→ **What needs to be done**
Write out every entry exactly as given, but omit the pictures.

[start of Data in this exercise]

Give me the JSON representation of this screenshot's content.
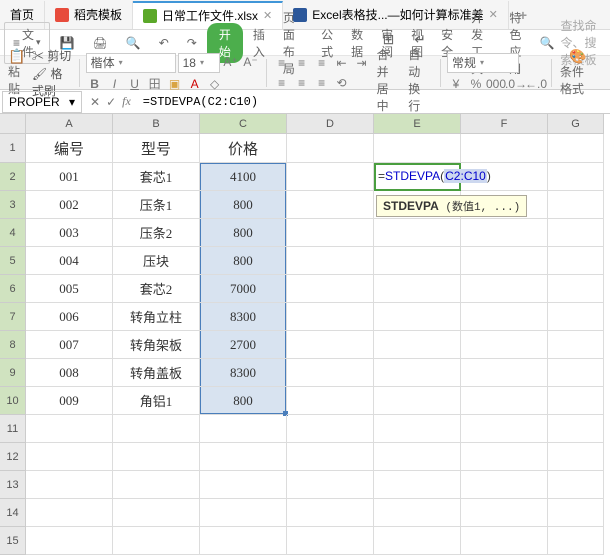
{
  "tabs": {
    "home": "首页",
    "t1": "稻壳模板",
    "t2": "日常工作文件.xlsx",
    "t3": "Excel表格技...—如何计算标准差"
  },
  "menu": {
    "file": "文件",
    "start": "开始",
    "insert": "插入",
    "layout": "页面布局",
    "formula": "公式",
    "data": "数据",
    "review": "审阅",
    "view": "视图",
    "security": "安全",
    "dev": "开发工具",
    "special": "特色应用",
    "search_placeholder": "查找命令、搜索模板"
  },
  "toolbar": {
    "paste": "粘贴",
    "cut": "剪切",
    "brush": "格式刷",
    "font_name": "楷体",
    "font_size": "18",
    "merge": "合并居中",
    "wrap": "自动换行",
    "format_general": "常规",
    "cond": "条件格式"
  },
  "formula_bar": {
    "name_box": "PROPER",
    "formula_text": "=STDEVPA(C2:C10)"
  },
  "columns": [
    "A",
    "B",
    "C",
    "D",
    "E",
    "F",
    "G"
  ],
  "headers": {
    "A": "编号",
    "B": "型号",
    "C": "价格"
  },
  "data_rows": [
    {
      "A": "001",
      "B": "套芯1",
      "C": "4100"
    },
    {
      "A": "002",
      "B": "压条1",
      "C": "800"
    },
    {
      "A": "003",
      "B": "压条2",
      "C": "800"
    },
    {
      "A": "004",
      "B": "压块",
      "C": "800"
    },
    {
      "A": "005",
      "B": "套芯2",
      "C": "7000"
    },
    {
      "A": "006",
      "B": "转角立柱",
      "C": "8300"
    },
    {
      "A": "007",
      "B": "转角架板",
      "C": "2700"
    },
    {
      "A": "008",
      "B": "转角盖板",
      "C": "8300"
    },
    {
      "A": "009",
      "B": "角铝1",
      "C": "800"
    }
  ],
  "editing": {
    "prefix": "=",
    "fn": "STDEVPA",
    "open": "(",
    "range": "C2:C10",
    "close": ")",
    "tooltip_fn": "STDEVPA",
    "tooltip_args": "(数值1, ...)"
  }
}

[end of Data in this exercise]

→ **Answer to this exercise**
Give me the JSON representation of this screenshot's content.
{
  "tabs": {
    "home": "首页",
    "t1": "稻壳模板",
    "t2": "日常工作文件.xlsx",
    "t3": "Excel表格技...—如何计算标准差"
  },
  "menu": {
    "file": "文件",
    "start": "开始",
    "insert": "插入",
    "layout": "页面布局",
    "formula": "公式",
    "data": "数据",
    "review": "审阅",
    "view": "视图",
    "security": "安全",
    "dev": "开发工具",
    "special": "特色应用",
    "search_placeholder": "查找命令、搜索模板"
  },
  "toolbar": {
    "paste": "粘贴",
    "cut": "剪切",
    "brush": "格式刷",
    "font_name": "楷体",
    "font_size": "18",
    "merge": "合并居中",
    "wrap": "自动换行",
    "format_general": "常规",
    "cond": "条件格式"
  },
  "formula_bar": {
    "name_box": "PROPER",
    "formula_text": "=STDEVPA(C2:C10)"
  },
  "columns": [
    "A",
    "B",
    "C",
    "D",
    "E",
    "F",
    "G"
  ],
  "headers": {
    "A": "编号",
    "B": "型号",
    "C": "价格"
  },
  "data_rows": [
    {
      "A": "001",
      "B": "套芯1",
      "C": "4100"
    },
    {
      "A": "002",
      "B": "压条1",
      "C": "800"
    },
    {
      "A": "003",
      "B": "压条2",
      "C": "800"
    },
    {
      "A": "004",
      "B": "压块",
      "C": "800"
    },
    {
      "A": "005",
      "B": "套芯2",
      "C": "7000"
    },
    {
      "A": "006",
      "B": "转角立柱",
      "C": "8300"
    },
    {
      "A": "007",
      "B": "转角架板",
      "C": "2700"
    },
    {
      "A": "008",
      "B": "转角盖板",
      "C": "8300"
    },
    {
      "A": "009",
      "B": "角铝1",
      "C": "800"
    }
  ],
  "editing": {
    "prefix": "=",
    "fn": "STDEVPA",
    "open": "(",
    "range": "C2:C10",
    "close": ")",
    "tooltip_fn": "STDEVPA",
    "tooltip_args": "(数值1, ...)"
  }
}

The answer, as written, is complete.